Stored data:
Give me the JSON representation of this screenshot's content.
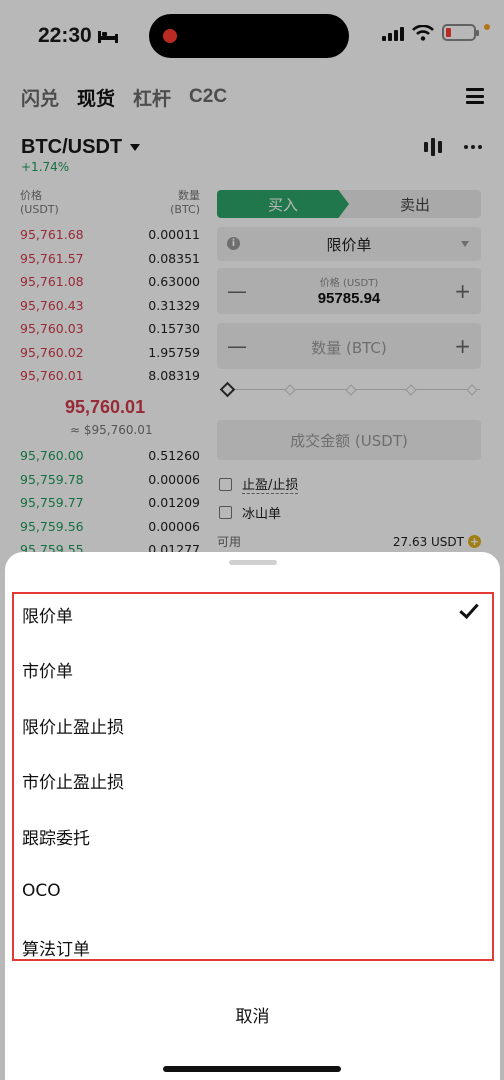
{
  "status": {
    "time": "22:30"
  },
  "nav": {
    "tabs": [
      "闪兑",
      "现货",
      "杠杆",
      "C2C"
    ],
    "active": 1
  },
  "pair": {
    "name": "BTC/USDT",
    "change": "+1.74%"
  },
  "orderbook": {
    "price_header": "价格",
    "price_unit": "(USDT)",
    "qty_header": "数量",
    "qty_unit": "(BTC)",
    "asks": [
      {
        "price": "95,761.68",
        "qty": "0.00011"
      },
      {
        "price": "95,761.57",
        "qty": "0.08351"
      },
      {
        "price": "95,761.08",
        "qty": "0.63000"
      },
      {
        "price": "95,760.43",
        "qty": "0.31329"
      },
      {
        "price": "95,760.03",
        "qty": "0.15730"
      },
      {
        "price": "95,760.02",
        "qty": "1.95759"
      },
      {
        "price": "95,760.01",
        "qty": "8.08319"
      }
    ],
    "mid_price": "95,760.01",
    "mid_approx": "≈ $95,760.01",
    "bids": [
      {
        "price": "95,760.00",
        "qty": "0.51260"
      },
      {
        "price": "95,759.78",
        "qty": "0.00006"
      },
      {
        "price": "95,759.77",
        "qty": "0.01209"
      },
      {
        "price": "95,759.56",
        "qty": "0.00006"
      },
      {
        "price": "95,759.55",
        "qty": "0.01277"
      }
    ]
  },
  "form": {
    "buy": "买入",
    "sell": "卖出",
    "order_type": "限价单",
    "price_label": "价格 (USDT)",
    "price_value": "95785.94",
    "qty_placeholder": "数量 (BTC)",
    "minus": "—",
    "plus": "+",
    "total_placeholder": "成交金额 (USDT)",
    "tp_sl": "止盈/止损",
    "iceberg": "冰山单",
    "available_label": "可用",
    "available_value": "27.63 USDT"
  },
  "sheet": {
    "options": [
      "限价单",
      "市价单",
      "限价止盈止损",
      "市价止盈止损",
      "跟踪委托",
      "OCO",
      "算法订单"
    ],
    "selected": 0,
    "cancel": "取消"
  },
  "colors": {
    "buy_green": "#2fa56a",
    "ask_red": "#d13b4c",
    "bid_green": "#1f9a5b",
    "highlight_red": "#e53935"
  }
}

** Written exercise **
Repeat the listing verbatim. Skip the pictures.

** Complete response **
Give me the JSON representation of this screenshot's content.
{
  "status": {
    "time": "22:30"
  },
  "nav": {
    "tabs": [
      "闪兑",
      "现货",
      "杠杆",
      "C2C"
    ],
    "active": 1
  },
  "pair": {
    "name": "BTC/USDT",
    "change": "+1.74%"
  },
  "orderbook": {
    "price_header": "价格",
    "price_unit": "(USDT)",
    "qty_header": "数量",
    "qty_unit": "(BTC)",
    "asks": [
      {
        "price": "95,761.68",
        "qty": "0.00011"
      },
      {
        "price": "95,761.57",
        "qty": "0.08351"
      },
      {
        "price": "95,761.08",
        "qty": "0.63000"
      },
      {
        "price": "95,760.43",
        "qty": "0.31329"
      },
      {
        "price": "95,760.03",
        "qty": "0.15730"
      },
      {
        "price": "95,760.02",
        "qty": "1.95759"
      },
      {
        "price": "95,760.01",
        "qty": "8.08319"
      }
    ],
    "mid_price": "95,760.01",
    "mid_approx": "≈ $95,760.01",
    "bids": [
      {
        "price": "95,760.00",
        "qty": "0.51260"
      },
      {
        "price": "95,759.78",
        "qty": "0.00006"
      },
      {
        "price": "95,759.77",
        "qty": "0.01209"
      },
      {
        "price": "95,759.56",
        "qty": "0.00006"
      },
      {
        "price": "95,759.55",
        "qty": "0.01277"
      }
    ]
  },
  "form": {
    "buy": "买入",
    "sell": "卖出",
    "order_type": "限价单",
    "price_label": "价格 (USDT)",
    "price_value": "95785.94",
    "qty_placeholder": "数量 (BTC)",
    "minus": "—",
    "plus": "+",
    "total_placeholder": "成交金额 (USDT)",
    "tp_sl": "止盈/止损",
    "iceberg": "冰山单",
    "available_label": "可用",
    "available_value": "27.63 USDT"
  },
  "sheet": {
    "options": [
      "限价单",
      "市价单",
      "限价止盈止损",
      "市价止盈止损",
      "跟踪委托",
      "OCO",
      "算法订单"
    ],
    "selected": 0,
    "cancel": "取消"
  },
  "colors": {
    "buy_green": "#2fa56a",
    "ask_red": "#d13b4c",
    "bid_green": "#1f9a5b",
    "highlight_red": "#e53935"
  }
}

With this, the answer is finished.